GOAL OF THE EXERCISE: Reproduce the records exactly.

ENTRIES SHOWN:
● ● ●
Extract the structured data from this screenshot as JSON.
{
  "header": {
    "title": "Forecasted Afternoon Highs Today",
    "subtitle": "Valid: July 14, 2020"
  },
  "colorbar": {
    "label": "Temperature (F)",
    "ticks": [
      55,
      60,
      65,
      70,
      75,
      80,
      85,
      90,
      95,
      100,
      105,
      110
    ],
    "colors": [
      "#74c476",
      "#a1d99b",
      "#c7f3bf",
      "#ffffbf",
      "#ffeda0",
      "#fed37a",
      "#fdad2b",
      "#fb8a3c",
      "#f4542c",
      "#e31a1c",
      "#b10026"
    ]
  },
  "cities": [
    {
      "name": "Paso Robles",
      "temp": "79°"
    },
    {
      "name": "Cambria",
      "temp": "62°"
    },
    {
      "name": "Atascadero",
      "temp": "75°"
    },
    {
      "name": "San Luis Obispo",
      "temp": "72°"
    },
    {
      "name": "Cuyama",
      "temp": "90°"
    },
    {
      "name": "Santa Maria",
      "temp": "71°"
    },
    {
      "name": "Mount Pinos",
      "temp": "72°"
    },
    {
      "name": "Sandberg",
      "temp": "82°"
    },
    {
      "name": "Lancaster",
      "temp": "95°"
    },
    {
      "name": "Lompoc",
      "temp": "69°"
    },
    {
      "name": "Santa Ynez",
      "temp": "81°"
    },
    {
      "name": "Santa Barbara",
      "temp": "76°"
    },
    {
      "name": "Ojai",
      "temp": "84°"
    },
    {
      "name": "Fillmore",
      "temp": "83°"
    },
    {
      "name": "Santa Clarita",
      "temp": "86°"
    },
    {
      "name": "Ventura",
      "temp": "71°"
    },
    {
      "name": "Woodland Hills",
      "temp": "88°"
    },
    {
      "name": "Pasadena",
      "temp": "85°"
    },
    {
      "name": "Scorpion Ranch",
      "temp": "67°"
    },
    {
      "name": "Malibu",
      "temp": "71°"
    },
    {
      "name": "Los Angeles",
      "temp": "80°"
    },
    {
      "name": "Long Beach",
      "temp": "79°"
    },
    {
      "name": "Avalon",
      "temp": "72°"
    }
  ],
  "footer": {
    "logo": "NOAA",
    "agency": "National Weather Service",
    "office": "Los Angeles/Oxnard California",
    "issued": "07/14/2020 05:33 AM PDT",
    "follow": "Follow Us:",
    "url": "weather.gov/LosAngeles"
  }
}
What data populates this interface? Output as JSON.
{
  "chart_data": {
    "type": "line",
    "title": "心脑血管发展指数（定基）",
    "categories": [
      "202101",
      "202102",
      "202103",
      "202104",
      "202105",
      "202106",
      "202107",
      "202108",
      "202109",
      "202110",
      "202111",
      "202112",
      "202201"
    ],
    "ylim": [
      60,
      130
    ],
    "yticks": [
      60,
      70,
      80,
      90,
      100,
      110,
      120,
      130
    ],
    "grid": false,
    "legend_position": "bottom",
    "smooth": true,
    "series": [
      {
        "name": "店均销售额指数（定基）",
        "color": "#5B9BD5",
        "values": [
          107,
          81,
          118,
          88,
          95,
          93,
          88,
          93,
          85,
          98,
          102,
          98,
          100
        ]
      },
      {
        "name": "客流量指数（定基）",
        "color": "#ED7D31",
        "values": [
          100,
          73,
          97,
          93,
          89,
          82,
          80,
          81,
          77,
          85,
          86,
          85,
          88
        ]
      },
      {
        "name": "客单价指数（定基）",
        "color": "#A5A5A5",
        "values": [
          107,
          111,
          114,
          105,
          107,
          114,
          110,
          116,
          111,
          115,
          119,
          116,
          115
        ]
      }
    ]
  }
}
● ● ●
REPLY:
Extract the structured data from this screenshot as JSON.
{
  "header": {
    "title": "Forecasted Afternoon Highs Today",
    "subtitle": "Valid: July 14, 2020"
  },
  "colorbar": {
    "label": "Temperature (F)",
    "ticks": [
      55,
      60,
      65,
      70,
      75,
      80,
      85,
      90,
      95,
      100,
      105,
      110
    ],
    "colors": [
      "#74c476",
      "#a1d99b",
      "#c7f3bf",
      "#ffffbf",
      "#ffeda0",
      "#fed37a",
      "#fdad2b",
      "#fb8a3c",
      "#f4542c",
      "#e31a1c",
      "#b10026"
    ]
  },
  "cities": [
    {
      "name": "Paso Robles",
      "temp": "79°"
    },
    {
      "name": "Cambria",
      "temp": "62°"
    },
    {
      "name": "Atascadero",
      "temp": "75°"
    },
    {
      "name": "San Luis Obispo",
      "temp": "72°"
    },
    {
      "name": "Cuyama",
      "temp": "90°"
    },
    {
      "name": "Santa Maria",
      "temp": "71°"
    },
    {
      "name": "Mount Pinos",
      "temp": "72°"
    },
    {
      "name": "Sandberg",
      "temp": "82°"
    },
    {
      "name": "Lancaster",
      "temp": "95°"
    },
    {
      "name": "Lompoc",
      "temp": "69°"
    },
    {
      "name": "Santa Ynez",
      "temp": "81°"
    },
    {
      "name": "Santa Barbara",
      "temp": "76°"
    },
    {
      "name": "Ojai",
      "temp": "84°"
    },
    {
      "name": "Fillmore",
      "temp": "83°"
    },
    {
      "name": "Santa Clarita",
      "temp": "86°"
    },
    {
      "name": "Ventura",
      "temp": "71°"
    },
    {
      "name": "Woodland Hills",
      "temp": "88°"
    },
    {
      "name": "Pasadena",
      "temp": "85°"
    },
    {
      "name": "Scorpion Ranch",
      "temp": "67°"
    },
    {
      "name": "Malibu",
      "temp": "71°"
    },
    {
      "name": "Los Angeles",
      "temp": "80°"
    },
    {
      "name": "Long Beach",
      "temp": "79°"
    },
    {
      "name": "Avalon",
      "temp": "72°"
    }
  ],
  "footer": {
    "logo": "NOAA",
    "agency": "National Weather Service",
    "office": "Los Angeles/Oxnard California",
    "issued": "07/14/2020 05:33 AM PDT",
    "follow": "Follow Us:",
    "url": "weather.gov/LosAngeles"
  }
}
What data populates this interface? Output as JSON.
{
  "chart_data": {
    "type": "line",
    "title": "心脑血管发展指数（定基）",
    "categories": [
      "202101",
      "202102",
      "202103",
      "202104",
      "202105",
      "202106",
      "202107",
      "202108",
      "202109",
      "202110",
      "202111",
      "202112",
      "202201"
    ],
    "ylim": [
      60,
      130
    ],
    "yticks": [
      60,
      70,
      80,
      90,
      100,
      110,
      120,
      130
    ],
    "grid": false,
    "legend_position": "bottom",
    "smooth": true,
    "series": [
      {
        "name": "店均销售额指数（定基）",
        "color": "#5B9BD5",
        "values": [
          107,
          81,
          118,
          88,
          95,
          93,
          88,
          93,
          85,
          98,
          102,
          98,
          100
        ]
      },
      {
        "name": "客流量指数（定基）",
        "color": "#ED7D31",
        "values": [
          100,
          73,
          97,
          93,
          89,
          82,
          80,
          81,
          77,
          85,
          86,
          85,
          88
        ]
      },
      {
        "name": "客单价指数（定基）",
        "color": "#A5A5A5",
        "values": [
          107,
          111,
          114,
          105,
          107,
          114,
          110,
          116,
          111,
          115,
          119,
          116,
          115
        ]
      }
    ]
  }
}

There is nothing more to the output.